_Written exercise_:
Reproduce the entries below in full, word for word.

_Available records_:
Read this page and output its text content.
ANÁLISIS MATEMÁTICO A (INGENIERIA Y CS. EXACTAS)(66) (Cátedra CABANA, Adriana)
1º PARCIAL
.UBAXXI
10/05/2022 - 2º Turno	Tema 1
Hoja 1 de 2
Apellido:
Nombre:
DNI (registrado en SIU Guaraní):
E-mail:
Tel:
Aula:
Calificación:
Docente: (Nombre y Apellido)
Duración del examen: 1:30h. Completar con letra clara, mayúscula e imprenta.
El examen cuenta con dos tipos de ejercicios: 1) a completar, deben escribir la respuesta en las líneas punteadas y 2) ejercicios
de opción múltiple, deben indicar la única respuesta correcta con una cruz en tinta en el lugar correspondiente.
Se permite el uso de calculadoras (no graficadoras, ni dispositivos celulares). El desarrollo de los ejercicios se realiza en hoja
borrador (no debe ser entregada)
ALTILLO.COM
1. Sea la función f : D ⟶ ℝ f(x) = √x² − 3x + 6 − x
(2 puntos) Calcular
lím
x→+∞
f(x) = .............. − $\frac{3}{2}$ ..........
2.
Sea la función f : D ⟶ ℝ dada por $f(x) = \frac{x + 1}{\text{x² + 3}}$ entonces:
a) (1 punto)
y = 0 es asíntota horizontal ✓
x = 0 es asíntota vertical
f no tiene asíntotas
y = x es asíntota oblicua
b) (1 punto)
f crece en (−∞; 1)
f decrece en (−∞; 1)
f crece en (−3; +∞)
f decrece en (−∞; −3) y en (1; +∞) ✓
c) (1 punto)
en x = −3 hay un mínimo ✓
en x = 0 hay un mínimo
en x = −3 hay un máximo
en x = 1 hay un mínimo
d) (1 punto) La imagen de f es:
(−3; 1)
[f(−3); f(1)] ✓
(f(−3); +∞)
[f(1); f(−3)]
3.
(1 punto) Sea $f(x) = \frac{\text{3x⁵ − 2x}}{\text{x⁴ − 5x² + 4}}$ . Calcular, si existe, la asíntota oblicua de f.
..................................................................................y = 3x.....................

_Exercise solution_:
Read this page and output its text content.
ANÁLISIS MATEMÁTICO A (INGENIERIA Y CS. EXACTAS)(66) (Cátedra CABANA, Adriana)
1º PARCIAL
.UBAXXI
10/05/2022 - 2º Turno	Tema 1
Hoja 1 de 2
Apellido:
Nombre:
DNI (registrado en SIU Guaraní):
E-mail:
Tel:
Aula:
Calificación:
Docente: (Nombre y Apellido)
Duración del examen: 1:30h. Completar con letra clara, mayúscula e imprenta.
El examen cuenta con dos tipos de ejercicios: 1) a completar, deben escribir la respuesta en las líneas punteadas y 2) ejercicios
de opción múltiple, deben indicar la única respuesta correcta con una cruz en tinta en el lugar correspondiente.
Se permite el uso de calculadoras (no graficadoras, ni dispositivos celulares). El desarrollo de los ejercicios se realiza en hoja
borrador (no debe ser entregada)
ALTILLO.COM
1. Sea la función f : D ⟶ ℝ f(x) = √x² − 3x + 6 − x
(2 puntos) Calcular
lím
x→+∞
f(x) = .............. − $\frac{3}{2}$ ..........
2.
Sea la función f : D ⟶ ℝ dada por $f(x) = \frac{x + 1}{\text{x² + 3}}$ entonces:
a) (1 punto)
y = 0 es asíntota horizontal ✓
x = 0 es asíntota vertical
f no tiene asíntotas
y = x es asíntota oblicua
b) (1 punto)
f crece en (−∞; 1)
f decrece en (−∞; 1)
f crece en (−3; +∞)
f decrece en (−∞; −3) y en (1; +∞) ✓
c) (1 punto)
en x = −3 hay un mínimo ✓
en x = 0 hay un mínimo
en x = −3 hay un máximo
en x = 1 hay un mínimo
d) (1 punto) La imagen de f es:
(−3; 1)
[f(−3); f(1)] ✓
(f(−3); +∞)
[f(1); f(−3)]
3.
(1 punto) Sea $f(x) = \frac{\text{3x⁵ − 2x}}{\text{x⁴ − 5x² + 4}}$ . Calcular, si existe, la asíntota oblicua de f.
..................................................................................y = 3x.....................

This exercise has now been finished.